▶ TEXTO DADO:
%%

¡Argentina, campeón del mundo!

Argentina escribió otra página grande de su historia: le ganó una final inolvidable a Brasil con un empate agónico, que obligó al tiempo suplementario, y consiguió la Copa del Mundo en el Polideportivo Municipal de Montecarlo, ante una multitud.

En una noche para el recuerdo, Argentina volvió a la cima del fútbol de salón mundial, después de 25 años, con un gol agónico del emblemático Marcelo Mescolatti, quien a seis segundos del final -luego de un penal errado- marcó la igualdad y prolongó la definición al tiempo suplementario.

El gol del triunfo fue obra de Gonzalo Pires, al comienzo de la primera etapa, para el festejo definitivo de la Albiceleste, que coronó su paso arrollador con una victoria por 3 a 2 en el Polideportivo Municipal de Montecarlo.

%%

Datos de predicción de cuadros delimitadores
%%

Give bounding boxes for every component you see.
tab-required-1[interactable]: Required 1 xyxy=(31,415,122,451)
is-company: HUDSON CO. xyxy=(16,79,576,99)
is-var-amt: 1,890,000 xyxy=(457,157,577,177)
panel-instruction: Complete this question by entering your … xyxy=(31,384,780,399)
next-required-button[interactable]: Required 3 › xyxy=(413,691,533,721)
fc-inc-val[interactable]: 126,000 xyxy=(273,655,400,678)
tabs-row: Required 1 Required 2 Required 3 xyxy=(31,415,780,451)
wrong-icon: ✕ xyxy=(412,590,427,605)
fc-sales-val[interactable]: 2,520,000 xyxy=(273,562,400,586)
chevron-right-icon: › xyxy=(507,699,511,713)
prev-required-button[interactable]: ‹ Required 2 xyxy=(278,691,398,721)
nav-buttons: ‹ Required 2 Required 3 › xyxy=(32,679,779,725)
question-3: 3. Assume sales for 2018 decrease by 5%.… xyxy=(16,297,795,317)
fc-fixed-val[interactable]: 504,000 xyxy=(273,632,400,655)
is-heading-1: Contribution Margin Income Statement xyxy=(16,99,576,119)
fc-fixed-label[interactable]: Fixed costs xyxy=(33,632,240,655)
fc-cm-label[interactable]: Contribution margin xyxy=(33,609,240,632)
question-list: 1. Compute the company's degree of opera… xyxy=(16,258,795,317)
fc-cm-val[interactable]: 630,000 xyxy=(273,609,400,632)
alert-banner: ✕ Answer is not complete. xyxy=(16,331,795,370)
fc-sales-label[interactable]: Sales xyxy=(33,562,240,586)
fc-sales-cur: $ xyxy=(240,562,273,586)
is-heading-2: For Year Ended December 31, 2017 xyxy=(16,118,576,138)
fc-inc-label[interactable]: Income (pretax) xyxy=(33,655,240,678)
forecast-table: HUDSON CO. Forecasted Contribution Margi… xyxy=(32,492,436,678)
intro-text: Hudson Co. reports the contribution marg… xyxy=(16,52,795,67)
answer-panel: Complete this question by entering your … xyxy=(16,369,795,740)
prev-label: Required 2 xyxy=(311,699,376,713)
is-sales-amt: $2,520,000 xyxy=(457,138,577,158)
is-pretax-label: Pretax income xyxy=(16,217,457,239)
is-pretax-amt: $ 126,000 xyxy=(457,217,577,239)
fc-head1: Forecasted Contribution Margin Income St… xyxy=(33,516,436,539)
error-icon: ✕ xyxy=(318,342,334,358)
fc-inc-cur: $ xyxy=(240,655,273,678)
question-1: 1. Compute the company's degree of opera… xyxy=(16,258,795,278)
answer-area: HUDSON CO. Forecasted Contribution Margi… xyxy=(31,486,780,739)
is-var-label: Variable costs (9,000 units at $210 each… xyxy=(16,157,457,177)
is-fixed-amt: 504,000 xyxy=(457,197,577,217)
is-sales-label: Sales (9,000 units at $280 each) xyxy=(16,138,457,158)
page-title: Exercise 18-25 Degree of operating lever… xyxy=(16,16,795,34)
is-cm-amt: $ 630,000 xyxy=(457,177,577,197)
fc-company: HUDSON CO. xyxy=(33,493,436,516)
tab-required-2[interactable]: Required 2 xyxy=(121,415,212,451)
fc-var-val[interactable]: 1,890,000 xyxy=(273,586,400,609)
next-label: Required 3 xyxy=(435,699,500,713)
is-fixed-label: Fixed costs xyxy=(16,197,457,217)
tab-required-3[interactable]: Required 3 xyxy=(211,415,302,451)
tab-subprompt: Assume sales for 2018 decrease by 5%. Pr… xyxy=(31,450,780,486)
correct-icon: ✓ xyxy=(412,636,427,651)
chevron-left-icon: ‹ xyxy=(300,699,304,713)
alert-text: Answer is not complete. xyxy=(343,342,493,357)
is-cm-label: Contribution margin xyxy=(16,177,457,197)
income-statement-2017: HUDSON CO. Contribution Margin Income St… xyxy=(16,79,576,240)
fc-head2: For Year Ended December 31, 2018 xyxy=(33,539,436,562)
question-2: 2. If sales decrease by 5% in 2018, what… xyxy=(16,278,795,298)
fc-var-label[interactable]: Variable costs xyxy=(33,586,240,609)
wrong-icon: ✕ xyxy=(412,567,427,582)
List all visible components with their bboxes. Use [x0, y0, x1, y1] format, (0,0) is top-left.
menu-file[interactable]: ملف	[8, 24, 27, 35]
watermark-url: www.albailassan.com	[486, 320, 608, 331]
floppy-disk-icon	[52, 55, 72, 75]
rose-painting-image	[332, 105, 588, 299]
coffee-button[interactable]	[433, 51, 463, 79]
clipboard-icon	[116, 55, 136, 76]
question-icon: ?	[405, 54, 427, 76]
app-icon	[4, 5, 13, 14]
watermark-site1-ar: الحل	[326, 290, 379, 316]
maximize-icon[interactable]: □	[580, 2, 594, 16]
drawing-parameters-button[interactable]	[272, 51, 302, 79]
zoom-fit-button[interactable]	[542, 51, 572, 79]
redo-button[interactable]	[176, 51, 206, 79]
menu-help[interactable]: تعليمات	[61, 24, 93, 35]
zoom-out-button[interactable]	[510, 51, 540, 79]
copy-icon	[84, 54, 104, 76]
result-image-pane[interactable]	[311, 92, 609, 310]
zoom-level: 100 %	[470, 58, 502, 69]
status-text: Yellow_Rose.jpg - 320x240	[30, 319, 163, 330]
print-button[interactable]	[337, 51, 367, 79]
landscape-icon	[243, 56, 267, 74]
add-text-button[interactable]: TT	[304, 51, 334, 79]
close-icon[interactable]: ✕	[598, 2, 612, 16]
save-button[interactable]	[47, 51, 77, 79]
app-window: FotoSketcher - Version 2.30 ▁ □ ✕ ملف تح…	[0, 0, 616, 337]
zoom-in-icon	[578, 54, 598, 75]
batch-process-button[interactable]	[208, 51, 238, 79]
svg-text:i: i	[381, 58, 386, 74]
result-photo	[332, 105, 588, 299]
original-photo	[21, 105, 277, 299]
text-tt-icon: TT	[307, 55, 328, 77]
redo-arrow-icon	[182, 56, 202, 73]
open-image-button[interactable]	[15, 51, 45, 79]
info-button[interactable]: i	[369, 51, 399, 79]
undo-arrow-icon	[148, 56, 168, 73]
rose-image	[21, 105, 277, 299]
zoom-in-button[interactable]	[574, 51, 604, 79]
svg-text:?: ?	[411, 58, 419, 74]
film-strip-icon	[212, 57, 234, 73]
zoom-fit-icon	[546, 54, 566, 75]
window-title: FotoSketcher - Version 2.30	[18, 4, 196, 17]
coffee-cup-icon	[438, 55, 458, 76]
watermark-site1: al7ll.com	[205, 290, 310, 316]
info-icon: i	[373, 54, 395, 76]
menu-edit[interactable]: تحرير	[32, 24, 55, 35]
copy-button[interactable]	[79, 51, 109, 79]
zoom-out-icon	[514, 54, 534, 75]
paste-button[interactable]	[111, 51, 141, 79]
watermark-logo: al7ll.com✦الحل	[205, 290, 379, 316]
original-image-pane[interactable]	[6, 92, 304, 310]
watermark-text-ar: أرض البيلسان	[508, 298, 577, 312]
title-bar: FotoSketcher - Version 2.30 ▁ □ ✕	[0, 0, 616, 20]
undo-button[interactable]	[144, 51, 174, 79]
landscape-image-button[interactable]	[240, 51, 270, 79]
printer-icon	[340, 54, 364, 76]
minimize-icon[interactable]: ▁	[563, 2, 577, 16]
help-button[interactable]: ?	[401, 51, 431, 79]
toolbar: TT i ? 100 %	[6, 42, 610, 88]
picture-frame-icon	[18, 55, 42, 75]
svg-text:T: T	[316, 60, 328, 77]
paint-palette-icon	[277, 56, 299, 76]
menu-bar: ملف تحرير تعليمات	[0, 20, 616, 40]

%%

▶ QUÉ HACER:
(a) ¿Puedes reproducir la parte de la crónica de la final desde "En una noche" hasta "Municipal de Montecarlo.", esta última incluida?
(b) ¿Cómo se traduce al inglés esta oración de la crónica de la final: "El gol del triunfo fue obra de Gonzalo Pires, al comienzo de la primera etapa, para el festejo definitivo de la Albiceleste, que coronó su paso arrollador con una victoria por 3 a 2 en el Polideportivo Municipal de Montecarlo."?
(c) ¿Podrías retomar la crónica sobre la final que ganó Argentina y seguir escribiéndola a partir de su última oración?

▶ RESPUESTAS DEL EJERCICIO:
(a)
En una noche para el recuerdo, Argentina volvió a la cima del fútbol de salón mundial, después de 25 años, con un gol agónico del emblemático Marcelo Mescolatti, quien a seis segundos del final -luego de un penal errado- marcó la igualdad y prolongó la definición al tiempo suplementario.

El gol del triunfo fue obra de Gonzalo Pires, al comienzo de la primera etapa, para el festejo definitivo de la Albiceleste, que coronó su paso arrollador con una victoria por 3 a 2 en el Polideportivo Municipal de Montecarlo.

(b) The winning goal was scored by Gonzalo Pires at the start of the first period, sealing the definitive celebration for the Albiceleste, which crowned its overwhelming run with a 3–2 victory at the Polideportivo Municipal de Montecarlo.

(c)
Argentina no tardó en imponerse en el resultado: Sandro Antiveros gambeteó al arquero Ronnie y, cayéndose, puso el 1-0 de un zurdazo antes de los dos minutos de juego.

Argentina Campeón del Mundo 2019.

Los dirigidos por Ariel Avveduto impusieron condiciones en la primera etapa del partido, con la presencia de Renzo Grasso para batallar con el pivote Diego César en defensa y algunos desbordes del misionero Sandro Antiveros y Marco Politi para generar avances hacia el arco rival.

No obstante, algunos pases imprecisos dificultaron la tarea del dueño de casa a la hora de atacar.

Una pared recibida por Ba, a los 9:52, derivó en un pase al segundo poste que conectó el propio Diego César, quien con un tiro endeble alcanzó a superar al arquero Federico Pérez.

El partido se configuró de otra manera, porque Brasil se sintió más cómodo y seguro que Argentina, demasiado dubitativa para lanzarse al arco de Ronnie.

El Chelo Mescolatti ya sacó el envío milagroso al arco de Día.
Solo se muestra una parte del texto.